● EXERCISE TASK
Quote the material exactly from the line that contains "What text is on this page?" through its last line. Any pictures are to be left out.

Part of a data file

-*-

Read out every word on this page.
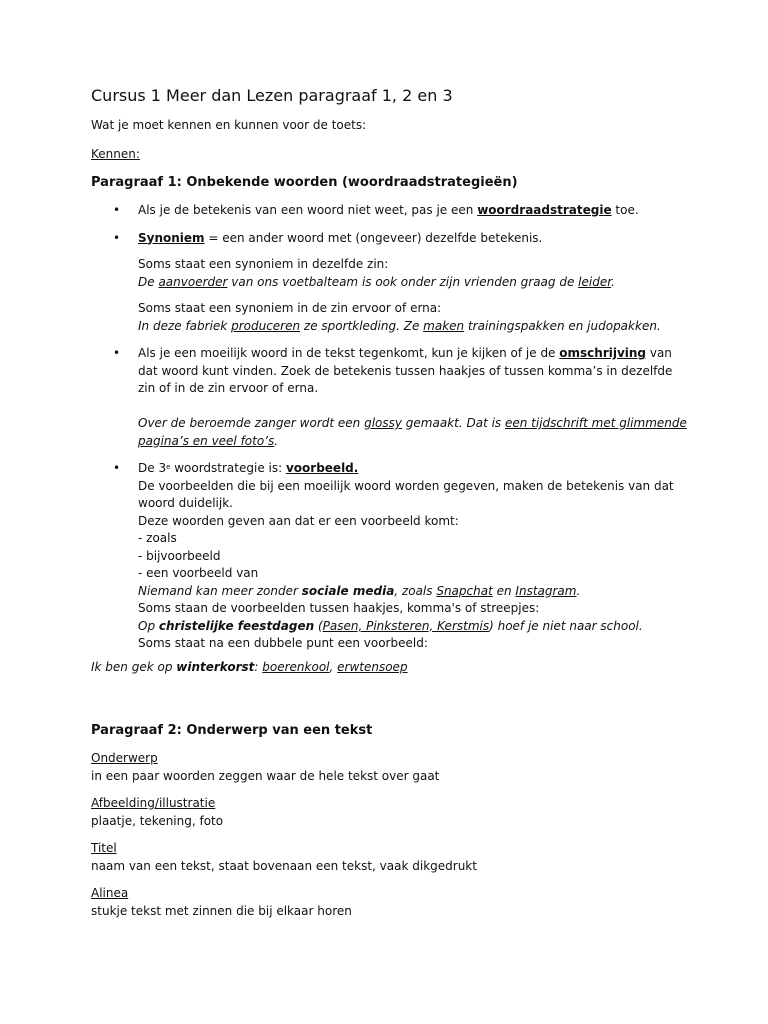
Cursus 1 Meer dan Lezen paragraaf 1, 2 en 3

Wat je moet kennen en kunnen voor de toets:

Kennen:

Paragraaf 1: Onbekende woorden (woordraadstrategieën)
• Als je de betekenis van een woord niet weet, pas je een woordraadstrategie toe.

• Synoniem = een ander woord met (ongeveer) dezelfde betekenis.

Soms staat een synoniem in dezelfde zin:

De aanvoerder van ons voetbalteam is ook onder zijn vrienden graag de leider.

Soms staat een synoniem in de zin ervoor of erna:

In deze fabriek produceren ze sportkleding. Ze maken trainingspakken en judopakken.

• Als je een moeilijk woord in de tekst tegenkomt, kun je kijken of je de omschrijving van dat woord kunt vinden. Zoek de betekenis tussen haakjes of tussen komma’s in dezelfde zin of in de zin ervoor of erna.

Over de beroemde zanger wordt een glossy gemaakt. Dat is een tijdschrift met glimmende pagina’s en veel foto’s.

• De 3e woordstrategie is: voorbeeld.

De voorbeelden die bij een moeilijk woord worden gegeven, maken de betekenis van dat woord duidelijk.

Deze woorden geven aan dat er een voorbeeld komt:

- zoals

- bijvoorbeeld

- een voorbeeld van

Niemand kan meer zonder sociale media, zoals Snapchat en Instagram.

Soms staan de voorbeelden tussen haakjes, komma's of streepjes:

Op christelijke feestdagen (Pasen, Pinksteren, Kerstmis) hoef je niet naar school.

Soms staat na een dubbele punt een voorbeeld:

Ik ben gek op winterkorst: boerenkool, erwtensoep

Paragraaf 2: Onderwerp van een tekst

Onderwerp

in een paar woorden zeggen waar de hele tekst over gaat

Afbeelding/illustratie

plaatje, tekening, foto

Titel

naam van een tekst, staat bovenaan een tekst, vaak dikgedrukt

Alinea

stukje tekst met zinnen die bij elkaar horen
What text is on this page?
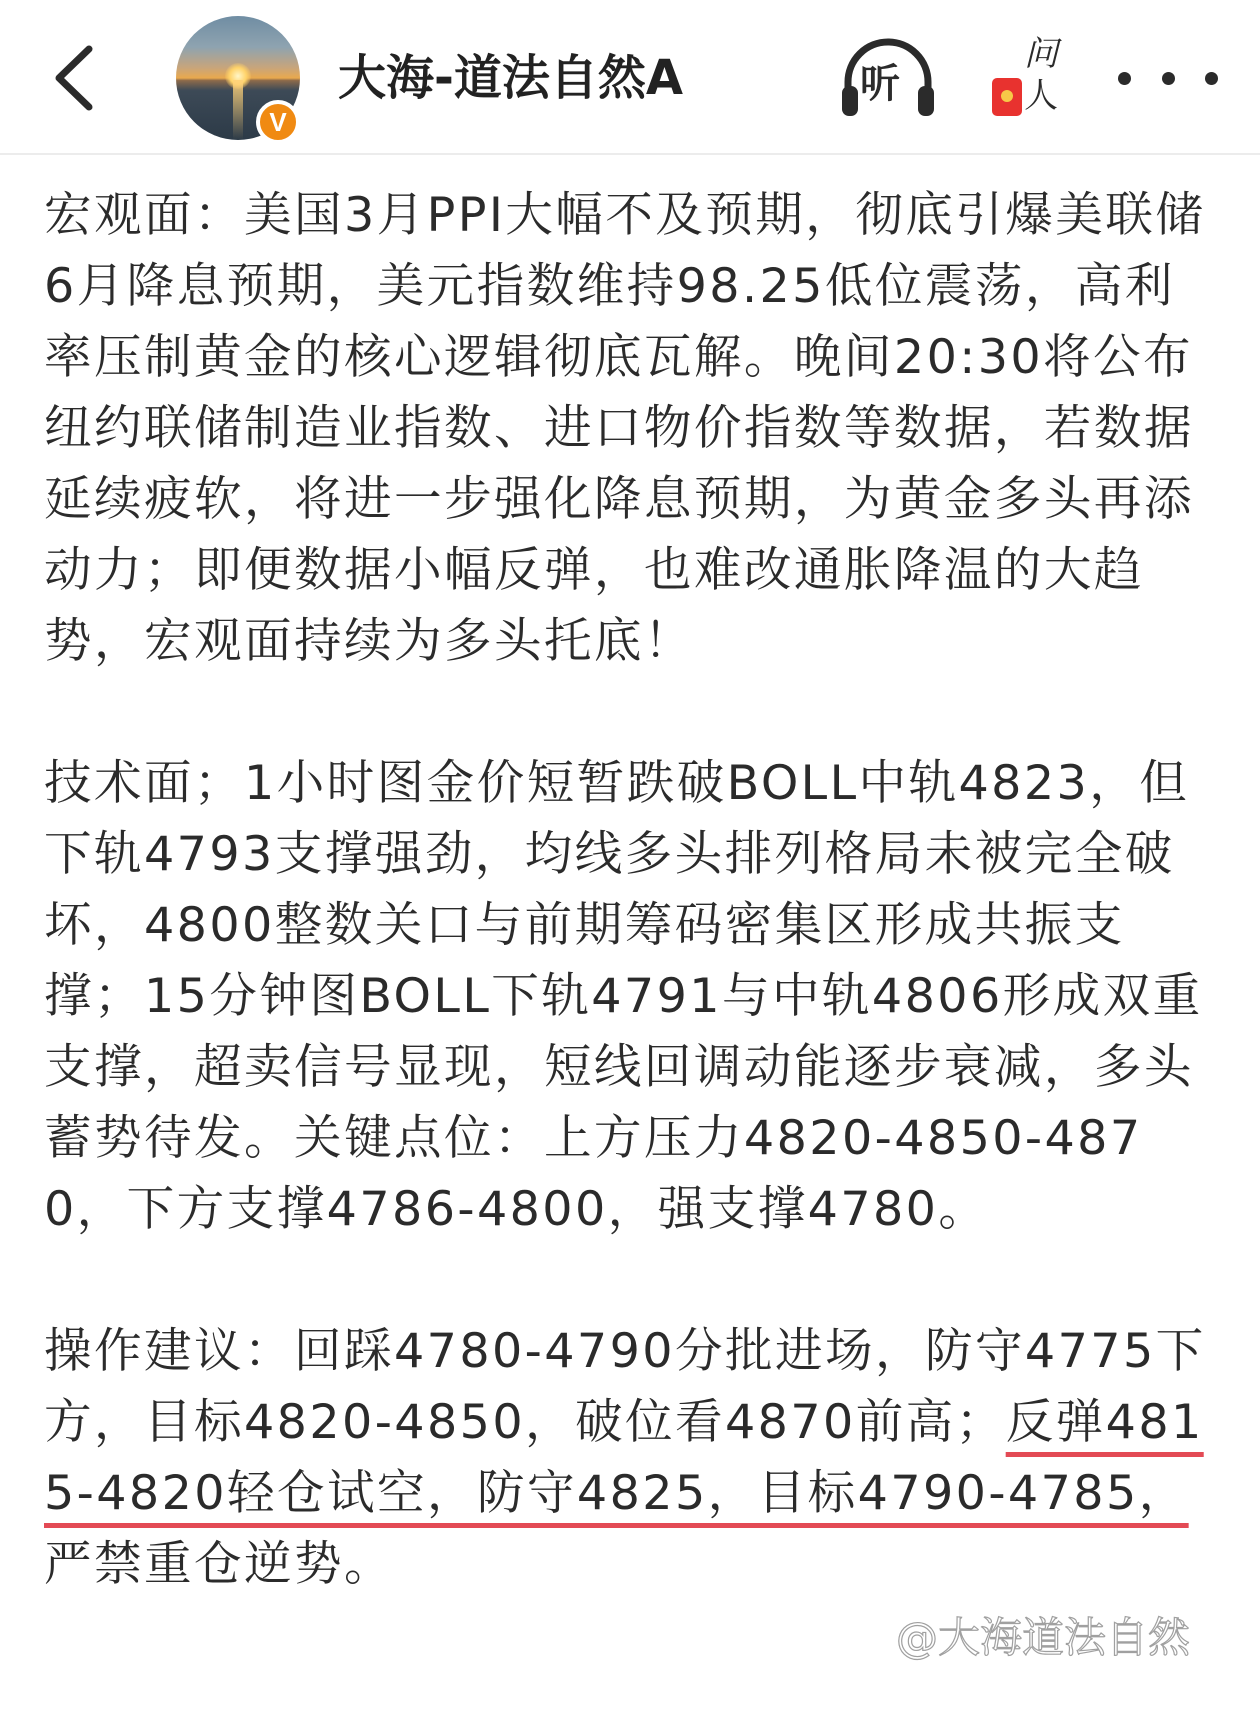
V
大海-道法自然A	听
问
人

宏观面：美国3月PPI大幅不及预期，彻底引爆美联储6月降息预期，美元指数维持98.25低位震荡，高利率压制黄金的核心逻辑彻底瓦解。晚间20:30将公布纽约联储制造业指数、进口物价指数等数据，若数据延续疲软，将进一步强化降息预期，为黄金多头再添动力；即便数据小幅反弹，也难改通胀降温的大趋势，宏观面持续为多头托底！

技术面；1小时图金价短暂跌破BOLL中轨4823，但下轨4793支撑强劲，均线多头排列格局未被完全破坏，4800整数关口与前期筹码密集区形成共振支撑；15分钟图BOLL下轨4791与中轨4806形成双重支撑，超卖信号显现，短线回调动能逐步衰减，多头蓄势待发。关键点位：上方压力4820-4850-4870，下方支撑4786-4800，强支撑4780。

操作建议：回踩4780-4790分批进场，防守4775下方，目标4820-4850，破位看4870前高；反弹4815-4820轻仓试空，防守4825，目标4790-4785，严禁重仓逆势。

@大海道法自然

-*-

● SOLVED EXERCISE
What text is on this page?
V
大海-道法自然A	听
问
人

宏观面：美国3月PPI大幅不及预期，彻底引爆美联储6月降息预期，美元指数维持98.25低位震荡，高利率压制黄金的核心逻辑彻底瓦解。晚间20:30将公布纽约联储制造业指数、进口物价指数等数据，若数据延续疲软，将进一步强化降息预期，为黄金多头再添动力；即便数据小幅反弹，也难改通胀降温的大趋势，宏观面持续为多头托底！

技术面；1小时图金价短暂跌破BOLL中轨4823，但下轨4793支撑强劲，均线多头排列格局未被完全破坏，4800整数关口与前期筹码密集区形成共振支撑；15分钟图BOLL下轨4791与中轨4806形成双重支撑，超卖信号显现，短线回调动能逐步衰减，多头蓄势待发。关键点位：上方压力4820-4850-4870，下方支撑4786-4800，强支撑4780。

操作建议：回踩4780-4790分批进场，防守4775下方，目标4820-4850，破位看4870前高；反弹4815-4820轻仓试空，防守4825，目标4790-4785，严禁重仓逆势。

@大海道法自然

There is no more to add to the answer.